### EXERCISE DETAILS
Omit the pictures and return every entry exactly as written.

### RECORDS FOR THIS TASK
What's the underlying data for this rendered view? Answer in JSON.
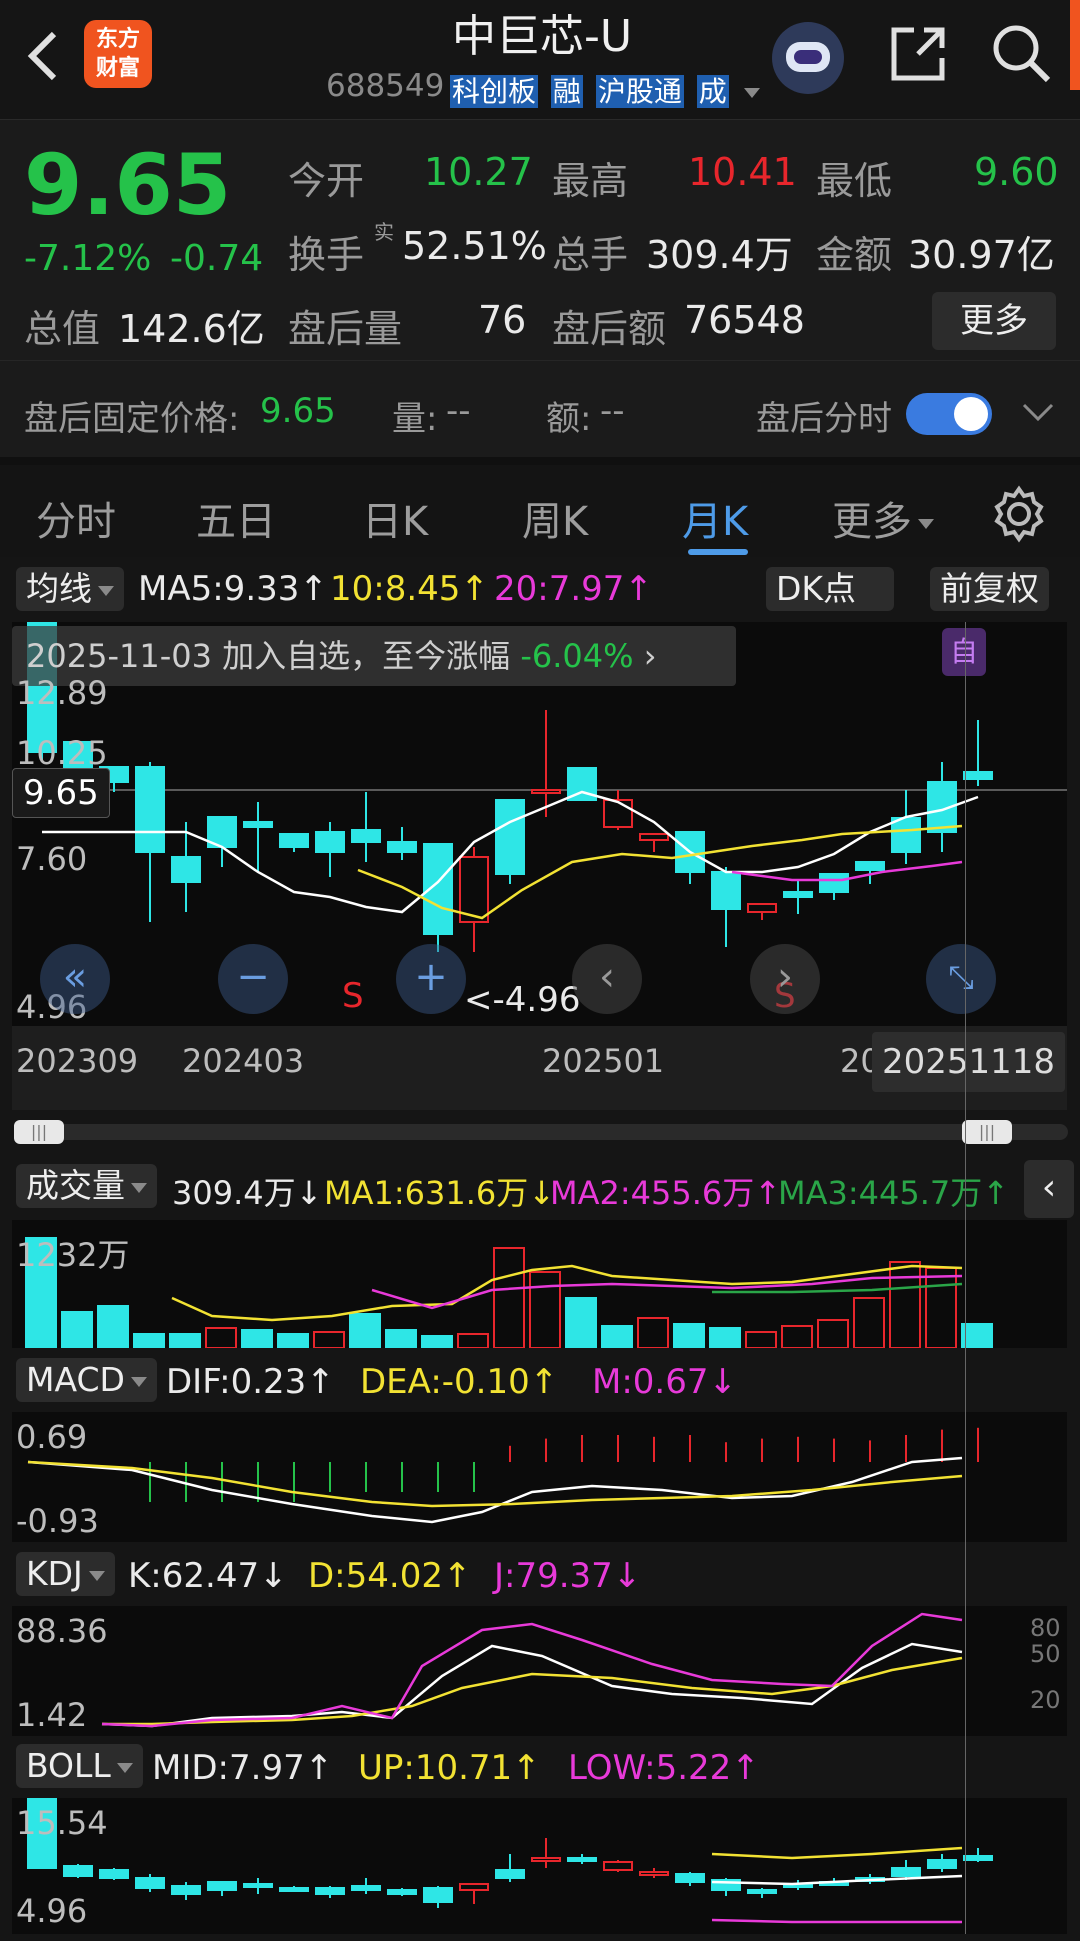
{
  "header": {
    "title": "中巨芯-U",
    "code": "688549",
    "badges": [
      "科创板",
      "融",
      "沪股通",
      "成"
    ],
    "logo_top": "东方",
    "logo_bottom": "财富"
  },
  "quote": {
    "price": "9.65",
    "change_pct": "-7.12%",
    "change_amt": "-0.74",
    "open_label": "今开",
    "open": "10.27",
    "high_label": "最高",
    "high": "10.41",
    "low_label": "最低",
    "low": "9.60",
    "turnover_label": "换手",
    "turnover_sup": "实",
    "turnover": "52.51%",
    "volume_label": "总手",
    "volume": "309.4万",
    "amount_label": "金额",
    "amount": "30.97亿",
    "mktcap_label": "总值",
    "mktcap": "142.6亿",
    "ah_vol_label": "盘后量",
    "ah_vol": "76",
    "ah_amt_label": "盘后额",
    "ah_amt": "76548",
    "more": "更多"
  },
  "afterhours": {
    "label": "盘后固定价格:",
    "price": "9.65",
    "vol_label": "量:",
    "vol": "--",
    "amt_label": "额:",
    "amt": "--",
    "toggle_label": "盘后分时",
    "toggle_on": true
  },
  "tabs": [
    "分时",
    "五日",
    "日K",
    "周K",
    "月K",
    "更多"
  ],
  "active_tab": "月K",
  "ma_bar": {
    "selector": "均线",
    "ma5": "MA5:9.33↑",
    "ma10": "10:8.45↑",
    "ma20": "20:7.97↑",
    "dk": "DK点",
    "fq": "前复权"
  },
  "banner": {
    "date": "2025-11-03",
    "text": "加入自选，至今涨幅",
    "pct": "-6.04%",
    "flag": "自"
  },
  "price_axis": {
    "top": "12.89",
    "mid1": "10.25",
    "mid2": "7.60",
    "bottom": "4.96",
    "current": "9.65",
    "min_marker": "<-4.96",
    "signal_s": "S"
  },
  "date_axis": {
    "d1": "202309",
    "d2": "202403",
    "d3": "202501",
    "d4": "20",
    "d5": "20251118"
  },
  "vol_bar": {
    "selector": "成交量",
    "val": "309.4万↓",
    "ma1": "MA1:631.6万↓",
    "ma2": "MA2:455.6万↑",
    "ma3": "MA3:445.7万↑",
    "axis": "1232万"
  },
  "macd_bar": {
    "selector": "MACD",
    "dif": "DIF:0.23↑",
    "dea": "DEA:-0.10↑",
    "m": "M:0.67↓",
    "top": "0.69",
    "bottom": "-0.93"
  },
  "kdj_bar": {
    "selector": "KDJ",
    "k": "K:62.47↓",
    "d": "D:54.02↑",
    "j": "J:79.37↓",
    "top": "88.36",
    "bottom": "1.42",
    "r80": "80",
    "r50": "50",
    "r20": "20"
  },
  "boll_bar": {
    "selector": "BOLL",
    "mid": "MID:7.97↑",
    "up": "UP:10.71↑",
    "low": "LOW:5.22↑",
    "top": "15.54",
    "bottom": "4.96"
  },
  "colors": {
    "up": "#e8262c",
    "down": "#2ee6e6",
    "green": "#25c24a",
    "accent": "#4e9be8",
    "ma5": "#ffffff",
    "ma10": "#f2e233",
    "ma20": "#e83ad9"
  },
  "icons": [
    "back-arrow-icon",
    "avatar-robot-icon",
    "share-icon",
    "search-icon",
    "gear-icon",
    "double-left-icon",
    "zoom-out-icon",
    "zoom-in-icon",
    "left-icon",
    "right-icon",
    "expand-icon"
  ]
}
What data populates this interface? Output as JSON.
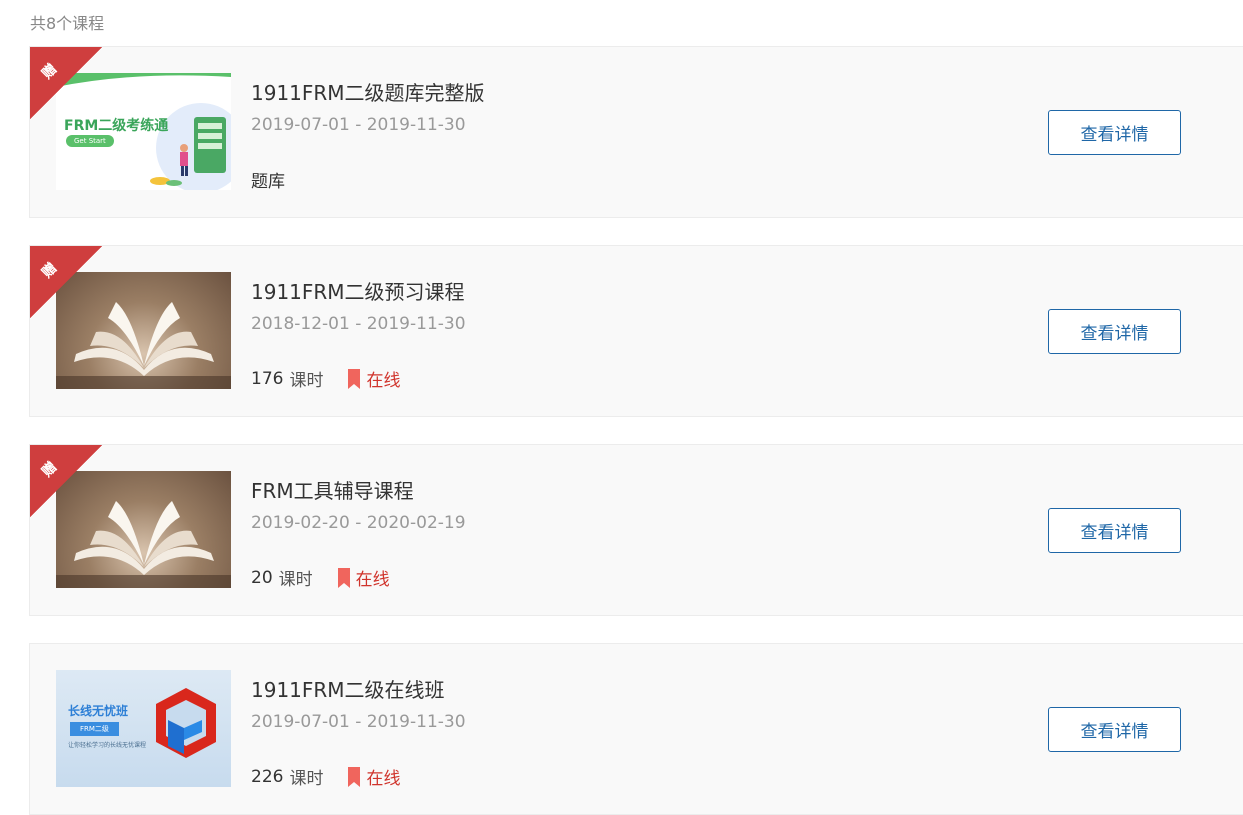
{
  "header": {
    "count_text": "共8个课程"
  },
  "ribbon_label": "赠",
  "courses": [
    {
      "title": "1911FRM二级题库完整版",
      "dates": "2019-07-01 - 2019-11-30",
      "type": "题库",
      "detail_label": "查看详情",
      "thumb": {
        "heading": "FRM二级考练通",
        "button": "Get Start"
      }
    },
    {
      "title": "1911FRM二级预习课程",
      "dates": "2018-12-01 - 2019-11-30",
      "lessons": "176",
      "lessons_unit": "课时",
      "status": "在线",
      "detail_label": "查看详情"
    },
    {
      "title": "FRM工具辅导课程",
      "dates": "2019-02-20 - 2020-02-19",
      "lessons": "20",
      "lessons_unit": "课时",
      "status": "在线",
      "detail_label": "查看详情"
    },
    {
      "title": "1911FRM二级在线班",
      "dates": "2019-07-01 - 2019-11-30",
      "lessons": "226",
      "lessons_unit": "课时",
      "status": "在线",
      "detail_label": "查看详情",
      "thumb": {
        "heading": "长线无忧班",
        "badge": "FRM二级",
        "caption": "让你轻松学习的长线无忧课程"
      }
    }
  ],
  "colors": {
    "ribbon": "#cf3e3e",
    "button_border": "#1f67a7",
    "status": "#d0342c",
    "bookmark": "#f0655d"
  },
  "icons": {
    "bookmark": "bookmark-icon"
  }
}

### THE RESPONSE
What's the underlying data for this rendered view? Answer in JSON.
{
  "header": {
    "title": "中巨芯-U",
    "code": "688549",
    "badges": [
      "科创板",
      "融",
      "沪股通",
      "成"
    ],
    "logo_top": "东方",
    "logo_bottom": "财富"
  },
  "quote": {
    "price": "9.65",
    "change_pct": "-7.12%",
    "change_amt": "-0.74",
    "open_label": "今开",
    "open": "10.27",
    "high_label": "最高",
    "high": "10.41",
    "low_label": "最低",
    "low": "9.60",
    "turnover_label": "换手",
    "turnover_sup": "实",
    "turnover": "52.51%",
    "volume_label": "总手",
    "volume": "309.4万",
    "amount_label": "金额",
    "amount": "30.97亿",
    "mktcap_label": "总值",
    "mktcap": "142.6亿",
    "ah_vol_label": "盘后量",
    "ah_vol": "76",
    "ah_amt_label": "盘后额",
    "ah_amt": "76548",
    "more": "更多"
  },
  "afterhours": {
    "label": "盘后固定价格:",
    "price": "9.65",
    "vol_label": "量:",
    "vol": "--",
    "amt_label": "额:",
    "amt": "--",
    "toggle_label": "盘后分时",
    "toggle_on": true
  },
  "tabs": [
    "分时",
    "五日",
    "日K",
    "周K",
    "月K",
    "更多"
  ],
  "active_tab": "月K",
  "ma_bar": {
    "selector": "均线",
    "ma5": "MA5:9.33↑",
    "ma10": "10:8.45↑",
    "ma20": "20:7.97↑",
    "dk": "DK点",
    "fq": "前复权"
  },
  "banner": {
    "date": "2025-11-03",
    "text": "加入自选，至今涨幅",
    "pct": "-6.04%",
    "flag": "自"
  },
  "price_axis": {
    "top": "12.89",
    "mid1": "10.25",
    "mid2": "7.60",
    "bottom": "4.96",
    "current": "9.65",
    "min_marker": "<-4.96",
    "signal_s": "S"
  },
  "date_axis": {
    "d1": "202309",
    "d2": "202403",
    "d3": "202501",
    "d4": "20",
    "d5": "20251118"
  },
  "vol_bar": {
    "selector": "成交量",
    "val": "309.4万↓",
    "ma1": "MA1:631.6万↓",
    "ma2": "MA2:455.6万↑",
    "ma3": "MA3:445.7万↑",
    "axis": "1232万"
  },
  "macd_bar": {
    "selector": "MACD",
    "dif": "DIF:0.23↑",
    "dea": "DEA:-0.10↑",
    "m": "M:0.67↓",
    "top": "0.69",
    "bottom": "-0.93"
  },
  "kdj_bar": {
    "selector": "KDJ",
    "k": "K:62.47↓",
    "d": "D:54.02↑",
    "j": "J:79.37↓",
    "top": "88.36",
    "bottom": "1.42",
    "r80": "80",
    "r50": "50",
    "r20": "20"
  },
  "boll_bar": {
    "selector": "BOLL",
    "mid": "MID:7.97↑",
    "up": "UP:10.71↑",
    "low": "LOW:5.22↑",
    "top": "15.54",
    "bottom": "4.96"
  },
  "colors": {
    "up": "#e8262c",
    "down": "#2ee6e6",
    "green": "#25c24a",
    "accent": "#4e9be8",
    "ma5": "#ffffff",
    "ma10": "#f2e233",
    "ma20": "#e83ad9"
  },
  "icons": [
    "back-arrow-icon",
    "avatar-robot-icon",
    "share-icon",
    "search-icon",
    "gear-icon",
    "double-left-icon",
    "zoom-out-icon",
    "zoom-in-icon",
    "left-icon",
    "right-icon",
    "expand-icon"
  ]
}
What data populates this interface? Output as JSON.
{
  "header": {
    "count_text": "共8个课程"
  },
  "ribbon_label": "赠",
  "courses": [
    {
      "title": "1911FRM二级题库完整版",
      "dates": "2019-07-01 - 2019-11-30",
      "type": "题库",
      "detail_label": "查看详情",
      "thumb": {
        "heading": "FRM二级考练通",
        "button": "Get Start"
      }
    },
    {
      "title": "1911FRM二级预习课程",
      "dates": "2018-12-01 - 2019-11-30",
      "lessons": "176",
      "lessons_unit": "课时",
      "status": "在线",
      "detail_label": "查看详情"
    },
    {
      "title": "FRM工具辅导课程",
      "dates": "2019-02-20 - 2020-02-19",
      "lessons": "20",
      "lessons_unit": "课时",
      "status": "在线",
      "detail_label": "查看详情"
    },
    {
      "title": "1911FRM二级在线班",
      "dates": "2019-07-01 - 2019-11-30",
      "lessons": "226",
      "lessons_unit": "课时",
      "status": "在线",
      "detail_label": "查看详情",
      "thumb": {
        "heading": "长线无忧班",
        "badge": "FRM二级",
        "caption": "让你轻松学习的长线无忧课程"
      }
    }
  ],
  "colors": {
    "ribbon": "#cf3e3e",
    "button_border": "#1f67a7",
    "status": "#d0342c",
    "bookmark": "#f0655d"
  },
  "icons": {
    "bookmark": "bookmark-icon"
  }
}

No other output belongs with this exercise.